Excerpted records:

· · ·

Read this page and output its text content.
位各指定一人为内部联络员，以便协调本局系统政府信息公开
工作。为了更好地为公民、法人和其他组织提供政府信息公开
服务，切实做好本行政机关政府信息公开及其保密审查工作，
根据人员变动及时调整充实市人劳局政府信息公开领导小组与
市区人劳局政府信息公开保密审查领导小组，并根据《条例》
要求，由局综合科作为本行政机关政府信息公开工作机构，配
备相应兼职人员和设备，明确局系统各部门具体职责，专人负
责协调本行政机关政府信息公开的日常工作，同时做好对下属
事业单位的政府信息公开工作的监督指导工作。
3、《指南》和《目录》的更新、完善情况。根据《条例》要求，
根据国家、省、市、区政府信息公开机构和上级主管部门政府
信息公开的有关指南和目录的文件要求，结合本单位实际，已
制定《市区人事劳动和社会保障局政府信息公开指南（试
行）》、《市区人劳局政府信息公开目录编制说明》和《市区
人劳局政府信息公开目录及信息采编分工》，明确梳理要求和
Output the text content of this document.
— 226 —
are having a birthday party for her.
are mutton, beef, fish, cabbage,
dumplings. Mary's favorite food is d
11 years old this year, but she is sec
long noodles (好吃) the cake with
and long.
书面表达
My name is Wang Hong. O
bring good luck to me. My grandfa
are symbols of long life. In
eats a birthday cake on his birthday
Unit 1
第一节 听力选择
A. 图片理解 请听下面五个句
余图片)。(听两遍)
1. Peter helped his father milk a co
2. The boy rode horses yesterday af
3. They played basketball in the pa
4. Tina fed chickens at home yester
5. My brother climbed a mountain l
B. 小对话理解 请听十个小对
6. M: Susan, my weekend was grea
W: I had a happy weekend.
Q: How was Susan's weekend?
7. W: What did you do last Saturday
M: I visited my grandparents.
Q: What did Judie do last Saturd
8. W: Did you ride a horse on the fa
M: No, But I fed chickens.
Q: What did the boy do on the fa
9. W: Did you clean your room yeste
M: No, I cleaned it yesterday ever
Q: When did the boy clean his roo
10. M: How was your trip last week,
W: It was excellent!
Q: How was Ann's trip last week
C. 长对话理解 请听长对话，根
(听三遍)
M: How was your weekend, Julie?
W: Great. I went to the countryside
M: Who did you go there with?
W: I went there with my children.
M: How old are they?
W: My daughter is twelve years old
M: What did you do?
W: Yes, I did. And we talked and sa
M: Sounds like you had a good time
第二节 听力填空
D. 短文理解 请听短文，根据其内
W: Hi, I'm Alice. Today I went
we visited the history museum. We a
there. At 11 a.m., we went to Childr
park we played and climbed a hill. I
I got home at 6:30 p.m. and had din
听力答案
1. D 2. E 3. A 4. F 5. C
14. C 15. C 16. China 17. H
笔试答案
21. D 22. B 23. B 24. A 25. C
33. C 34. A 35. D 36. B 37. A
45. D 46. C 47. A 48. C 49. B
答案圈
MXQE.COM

· · ·

Objective: Please restate the whole listing word for word.

Written answer:
Read this page and output its text content.
位各指定一人为内部联络员，以便协调本局系统政府信息公开
工作。为了更好地为公民、法人和其他组织提供政府信息公开
服务，切实做好本行政机关政府信息公开及其保密审查工作，
根据人员变动及时调整充实市人劳局政府信息公开领导小组与
市区人劳局政府信息公开保密审查领导小组，并根据《条例》
要求，由局综合科作为本行政机关政府信息公开工作机构，配
备相应兼职人员和设备，明确局系统各部门具体职责，专人负
责协调本行政机关政府信息公开的日常工作，同时做好对下属
事业单位的政府信息公开工作的监督指导工作。
3、《指南》和《目录》的更新、完善情况。根据《条例》要求，
根据国家、省、市、区政府信息公开机构和上级主管部门政府
信息公开的有关指南和目录的文件要求，结合本单位实际，已
制定《市区人事劳动和社会保障局政府信息公开指南（试
行）》、《市区人劳局政府信息公开目录编制说明》和《市区
人劳局政府信息公开目录及信息采编分工》，明确梳理要求和
Output the text content of this document.
— 226 —
are having a birthday party for her.
are mutton, beef, fish, cabbage,
dumplings. Mary's favorite food is d
11 years old this year, but she is sec
long noodles (好吃) the cake with
and long.
书面表达
My name is Wang Hong. O
bring good luck to me. My grandfa
are symbols of long life. In
eats a birthday cake on his birthday
Unit 1
第一节 听力选择
A. 图片理解 请听下面五个句
余图片)。(听两遍)
1. Peter helped his father milk a co
2. The boy rode horses yesterday af
3. They played basketball in the pa
4. Tina fed chickens at home yester
5. My brother climbed a mountain l
B. 小对话理解 请听十个小对
6. M: Susan, my weekend was grea
W: I had a happy weekend.
Q: How was Susan's weekend?
7. W: What did you do last Saturday
M: I visited my grandparents.
Q: What did Judie do last Saturd
8. W: Did you ride a horse on the fa
M: No, But I fed chickens.
Q: What did the boy do on the fa
9. W: Did you clean your room yeste
M: No, I cleaned it yesterday ever
Q: When did the boy clean his roo
10. M: How was your trip last week,
W: It was excellent!
Q: How was Ann's trip last week
C. 长对话理解 请听长对话，根
(听三遍)
M: How was your weekend, Julie?
W: Great. I went to the countryside
M: Who did you go there with?
W: I went there with my children.
M: How old are they?
W: My daughter is twelve years old
M: What did you do?
W: Yes, I did. And we talked and sa
M: Sounds like you had a good time
第二节 听力填空
D. 短文理解 请听短文，根据其内
W: Hi, I'm Alice. Today I went
we visited the history museum. We a
there. At 11 a.m., we went to Childr
park we played and climbed a hill. I
I got home at 6:30 p.m. and had din
听力答案
1. D 2. E 3. A 4. F 5. C
14. C 15. C 16. China 17. H
笔试答案
21. D 22. B 23. B 24. A 25. C
33. C 34. A 35. D 36. B 37. A
45. D 46. C 47. A 48. C 49. B
答案圈
MXQE.COM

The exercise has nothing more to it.